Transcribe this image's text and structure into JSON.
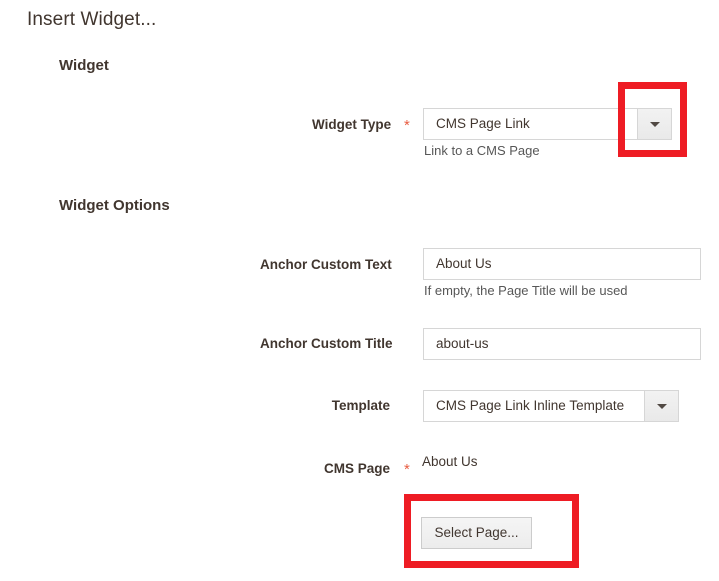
{
  "dialog": {
    "title": "Insert Widget..."
  },
  "sections": [
    {
      "id": "widget",
      "heading": "Widget"
    },
    {
      "id": "widget_options",
      "heading": "Widget Options"
    }
  ],
  "fields": {
    "widget_type": {
      "label": "Widget Type",
      "required_marker": "*",
      "value": "CMS Page Link",
      "note": "Link to a CMS Page",
      "caret_icon": "chevron-down-icon"
    },
    "anchor_custom_text": {
      "label": "Anchor Custom Text",
      "value": "About Us",
      "note": "If empty, the Page Title will be used"
    },
    "anchor_custom_title": {
      "label": "Anchor Custom Title",
      "value": "about-us"
    },
    "template": {
      "label": "Template",
      "value": "CMS Page Link Inline Template",
      "caret_icon": "chevron-down-icon"
    },
    "cms_page": {
      "label": "CMS Page",
      "required_marker": "*",
      "value": "About Us",
      "select_button_label": "Select Page..."
    }
  },
  "annotations": {
    "widget_type_dropdown_highlight": "red-rectangle",
    "select_page_button_highlight": "red-rectangle"
  },
  "colors": {
    "required_star": "#e85d42",
    "annotation": "#ee1c24",
    "text": "#41362f",
    "note_text": "#575757",
    "input_border": "#d6d6d6"
  }
}
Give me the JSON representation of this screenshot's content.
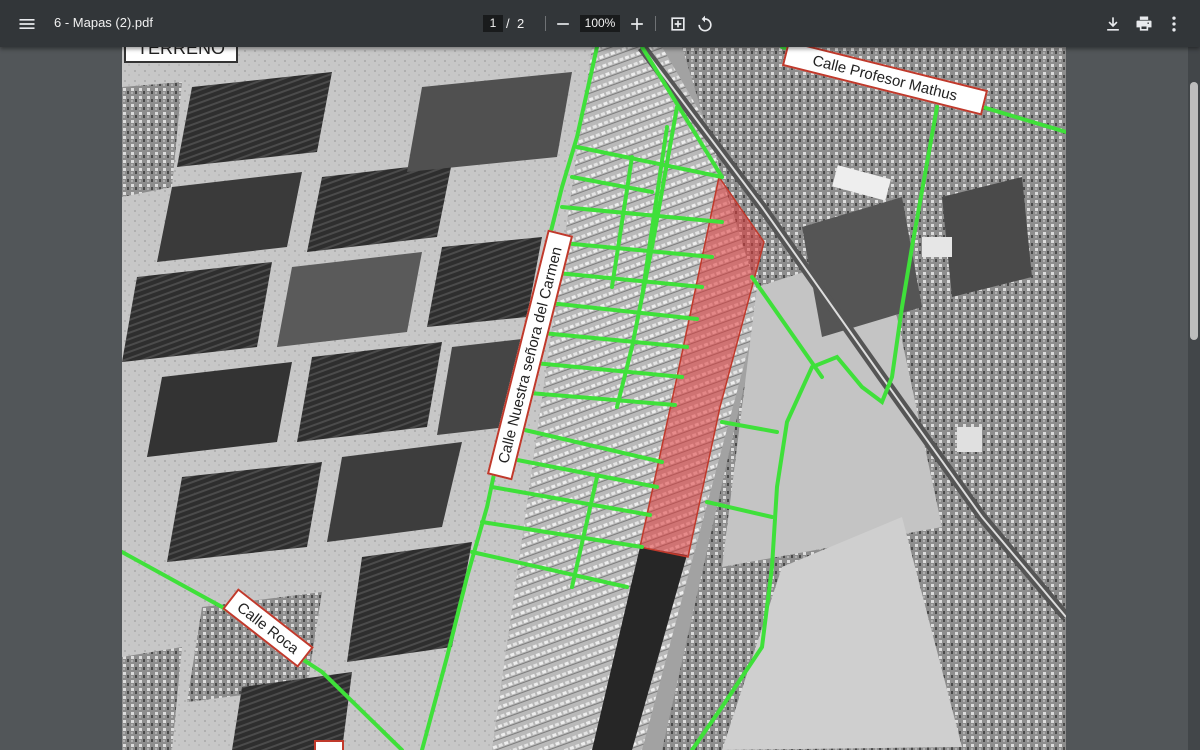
{
  "toolbar": {
    "menu_icon": "menu-icon",
    "title": "6 - Mapas (2).pdf",
    "current_page": "1",
    "page_separator": "/",
    "total_pages": "2",
    "zoom_out_icon": "minus-icon",
    "zoom_level": "100%",
    "zoom_in_icon": "plus-icon",
    "fit_icon": "fit-page-icon",
    "rotate_icon": "rotate-icon",
    "download_icon": "download-icon",
    "print_icon": "print-icon",
    "more_icon": "more-vert-icon"
  },
  "map": {
    "terreno_label": "TERRENO",
    "street_labels": {
      "profesor_mathus": "Calle Profesor Mathus",
      "nuestra_senora": "Calle Nuestra señora del Carmen",
      "roca": "Calle Roca"
    },
    "road_color": "#3fe03a",
    "parcel_color": "#e23a3a"
  }
}
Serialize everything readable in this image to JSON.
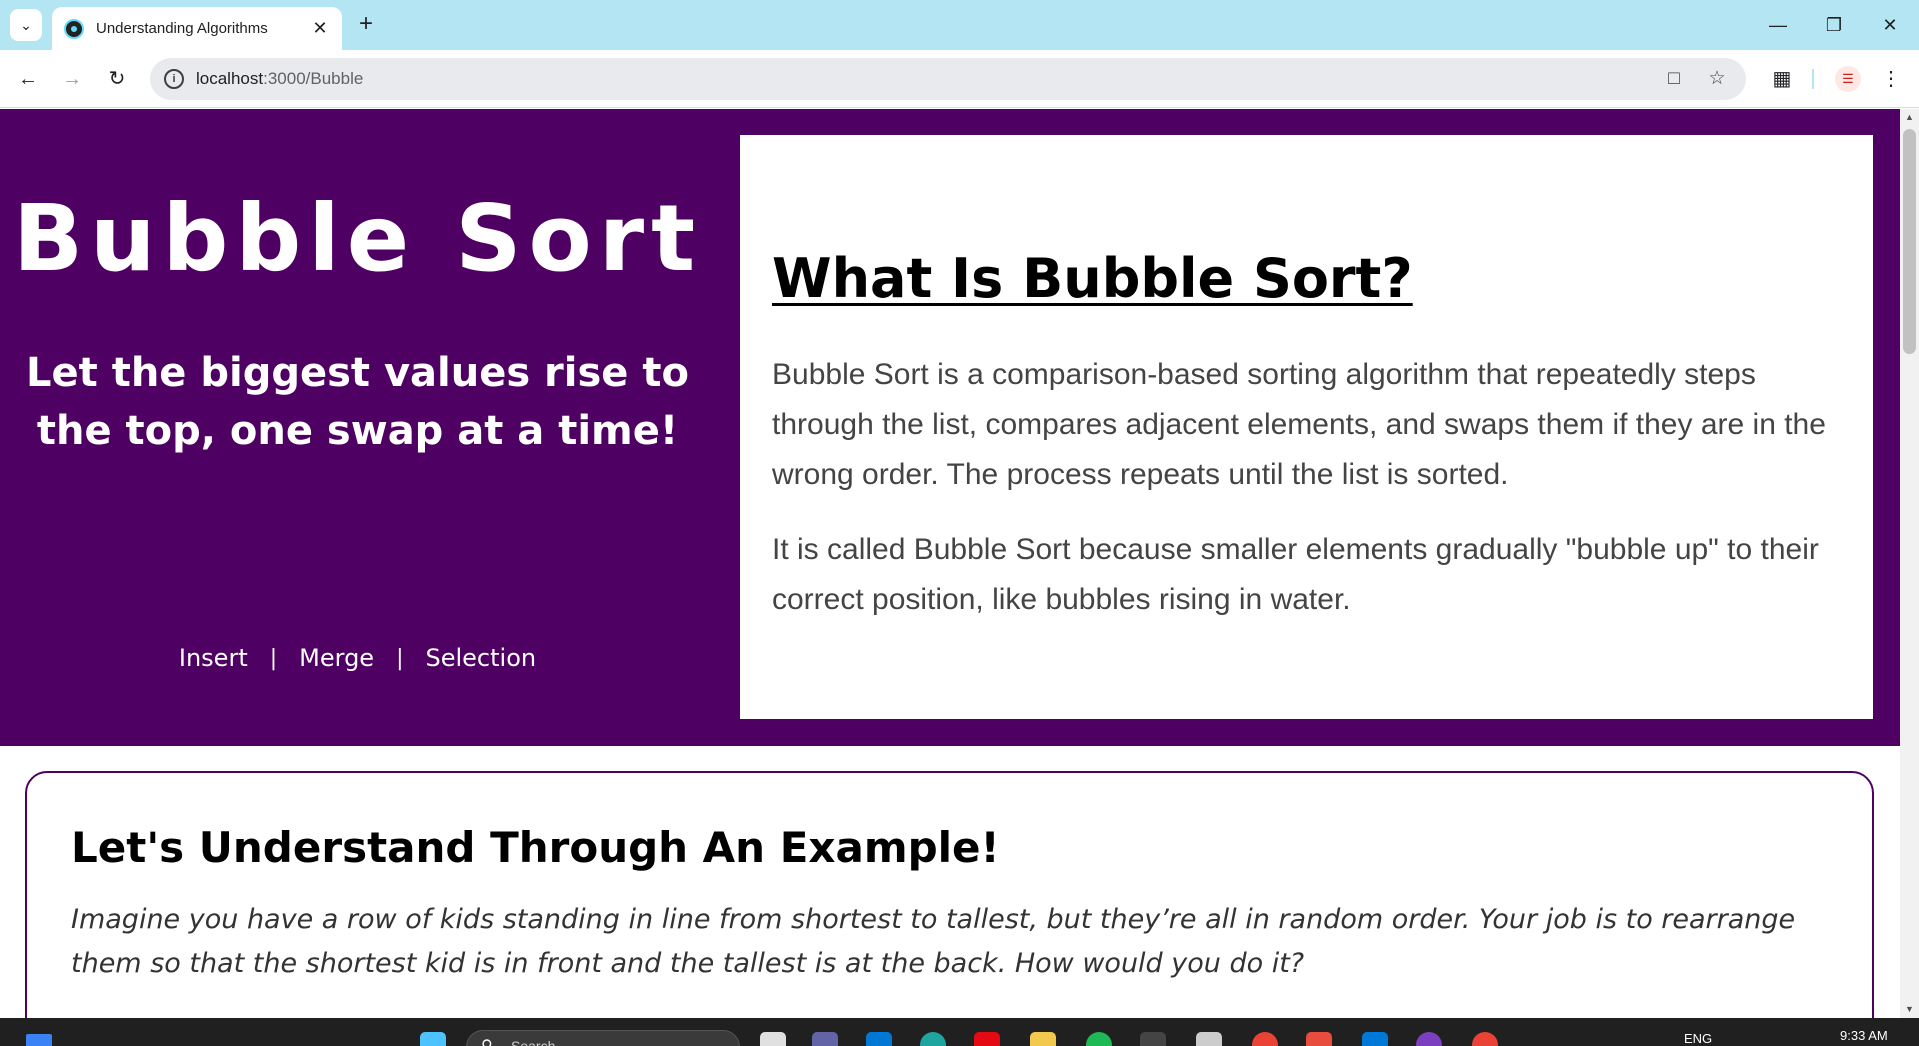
{
  "browser": {
    "tab_title": "Understanding Algorithms",
    "url_host": "localhost",
    "url_path": ":3000/Bubble",
    "icons": {
      "tab_menu": "chevron-down-icon",
      "tab_close": "close-icon",
      "new_tab": "plus-icon",
      "minimize": "minimize-icon",
      "restore": "restore-icon",
      "close_window": "close-icon",
      "back": "arrow-left-icon",
      "forward": "arrow-right-icon",
      "reload": "reload-icon",
      "site_info": "info-icon",
      "install": "install-app-icon",
      "bookmark": "star-icon",
      "extensions": "puzzle-icon",
      "menu": "kebab-menu-icon"
    }
  },
  "hero": {
    "title": "Bubble Sort",
    "subtitle": "Let the biggest values rise to the top, one swap at a time!",
    "links": [
      "Insert",
      "Merge",
      "Selection"
    ],
    "separator": "|",
    "background": "#4f0063"
  },
  "info_card": {
    "heading": "What Is Bubble Sort?",
    "paragraphs": [
      "Bubble Sort is a comparison-based sorting algorithm that repeatedly steps through the list, compares adjacent elements, and swaps them if they are in the wrong order. The process repeats until the list is sorted.",
      "It is called Bubble Sort because smaller elements gradually \"bubble up\" to their correct position, like bubbles rising in water."
    ]
  },
  "example": {
    "heading": "Let's Understand Through An Example!",
    "text": "Imagine you have a row of kids standing in line from shortest to tallest, but they’re all in random order. Your job is to rearrange them so that the shortest kid is in front and the tallest is at the back. How would you do it?",
    "border_color": "#4f0063"
  },
  "taskbar": {
    "search_placeholder": "Search",
    "language": "ENG",
    "time": "9:33 AM"
  }
}
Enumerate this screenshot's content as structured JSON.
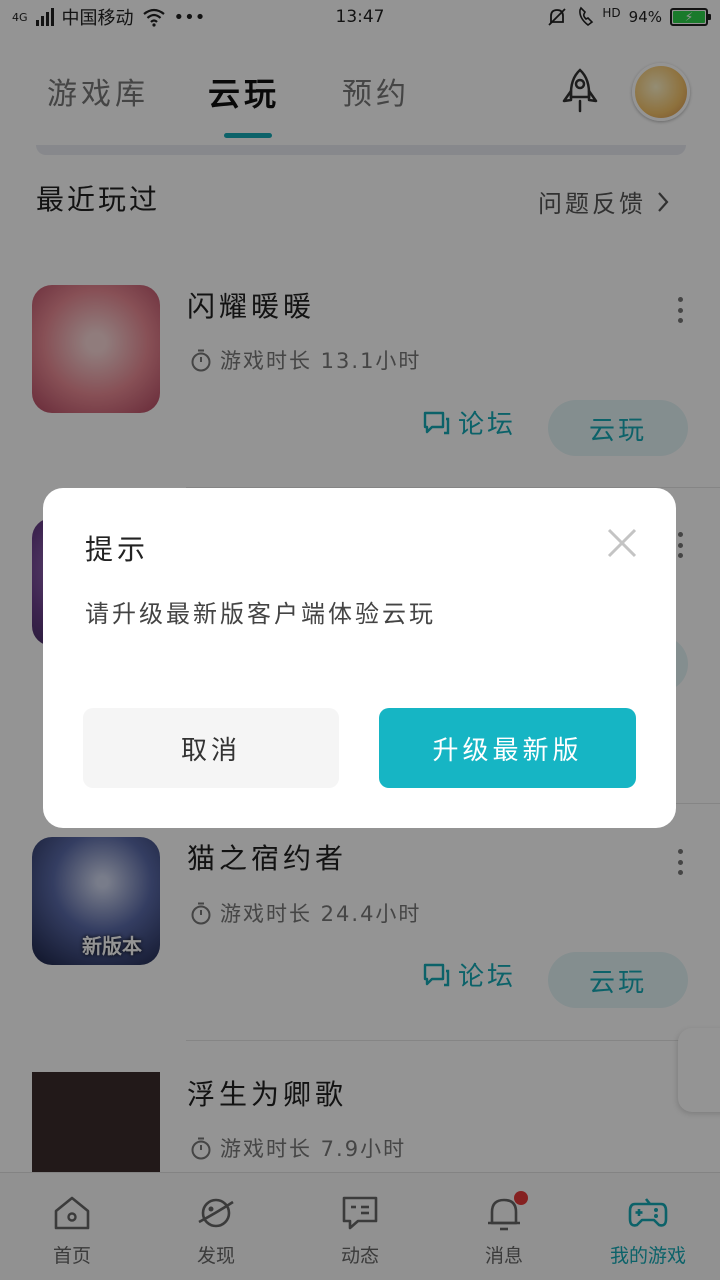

======

▶ _Aim_
Give the entries again without a single change, but with no pictures.

▶ _Output for this task_
Transcribe this image's text and structure into JSON.
{
  "dialog": {
    "title": "Insert Widget..."
  },
  "sections": [
    {
      "id": "widget",
      "heading": "Widget"
    },
    {
      "id": "widget_options",
      "heading": "Widget Options"
    }
  ],
  "fields": {
    "widget_type": {
      "label": "Widget Type",
      "required_marker": "*",
      "value": "CMS Page Link",
      "note": "Link to a CMS Page",
      "caret_icon": "chevron-down-icon"
    },
    "anchor_custom_text": {
      "label": "Anchor Custom Text",
      "value": "About Us",
      "note": "If empty, the Page Title will be used"
    },
    "anchor_custom_title": {
      "label": "Anchor Custom Title",
      "value": "about-us"
    },
    "template": {
      "label": "Template",
      "value": "CMS Page Link Inline Template",
      "caret_icon": "chevron-down-icon"
    },
    "cms_page": {
      "label": "CMS Page",
      "required_marker": "*",
      "value": "About Us",
      "select_button_label": "Select Page..."
    }
  },
  "annotations": {
    "widget_type_dropdown_highlight": "red-rectangle",
    "select_page_button_highlight": "red-rectangle"
  },
  "colors": {
    "required_star": "#e85d42",
    "annotation": "#ee1c24",
    "text": "#41362f",
    "note_text": "#575757",
    "input_border": "#d6d6d6"
  }
}
Give me the JSON representation of this screenshot's content.
{
  "toolbar": {
    "menu_icon": "menu-icon",
    "title": "6 - Mapas (2).pdf",
    "current_page": "1",
    "page_separator": "/",
    "total_pages": "2",
    "zoom_out_icon": "minus-icon",
    "zoom_level": "100%",
    "zoom_in_icon": "plus-icon",
    "fit_icon": "fit-page-icon",
    "rotate_icon": "rotate-icon",
    "download_icon": "download-icon",
    "print_icon": "print-icon",
    "more_icon": "more-vert-icon"
  },
  "map": {
    "terreno_label": "TERRENO",
    "street_labels": {
      "profesor_mathus": "Calle Profesor Mathus",
      "nuestra_senora": "Calle Nuestra señora del Carmen",
      "roca": "Calle Roca"
    },
    "road_color": "#3fe03a",
    "parcel_color": "#e23a3a"
  }
}
Serialize everything readable in this image to JSON.
{
  "browser": {
    "tab_title": "Understanding Algorithms",
    "url_host": "localhost",
    "url_path": ":3000/Bubble",
    "icons": {
      "tab_menu": "chevron-down-icon",
      "tab_close": "close-icon",
      "new_tab": "plus-icon",
      "minimize": "minimize-icon",
      "restore": "restore-icon",
      "close_window": "close-icon",
      "back": "arrow-left-icon",
      "forward": "arrow-right-icon",
      "reload": "reload-icon",
      "site_info": "info-icon",
      "install": "install-app-icon",
      "bookmark": "star-icon",
      "extensions": "puzzle-icon",
      "menu": "kebab-menu-icon"
    }
  },
  "hero": {
    "title": "Bubble Sort",
    "subtitle": "Let the biggest values rise to the top, one swap at a time!",
    "links": [
      "Insert",
      "Merge",
      "Selection"
    ],
    "separator": "|",
    "background": "#4f0063"
  },
  "info_card": {
    "heading": "What Is Bubble Sort?",
    "paragraphs": [
      "Bubble Sort is a comparison-based sorting algorithm that repeatedly steps through the list, compares adjacent elements, and swaps them if they are in the wrong order. The process repeats until the list is sorted.",
      "It is called Bubble Sort because smaller elements gradually \"bubble up\" to their correct position, like bubbles rising in water."
    ]
  },
  "example": {
    "heading": "Let's Understand Through An Example!",
    "text": "Imagine you have a row of kids standing in line from shortest to tallest, but they’re all in random order. Your job is to rearrange them so that the shortest kid is in front and the tallest is at the back. How would you do it?",
    "border_color": "#4f0063"
  },
  "taskbar": {
    "search_placeholder": "Search",
    "language": "ENG",
    "time": "9:33 AM"
  }
}
Enumerate this screenshot's content as structured JSON.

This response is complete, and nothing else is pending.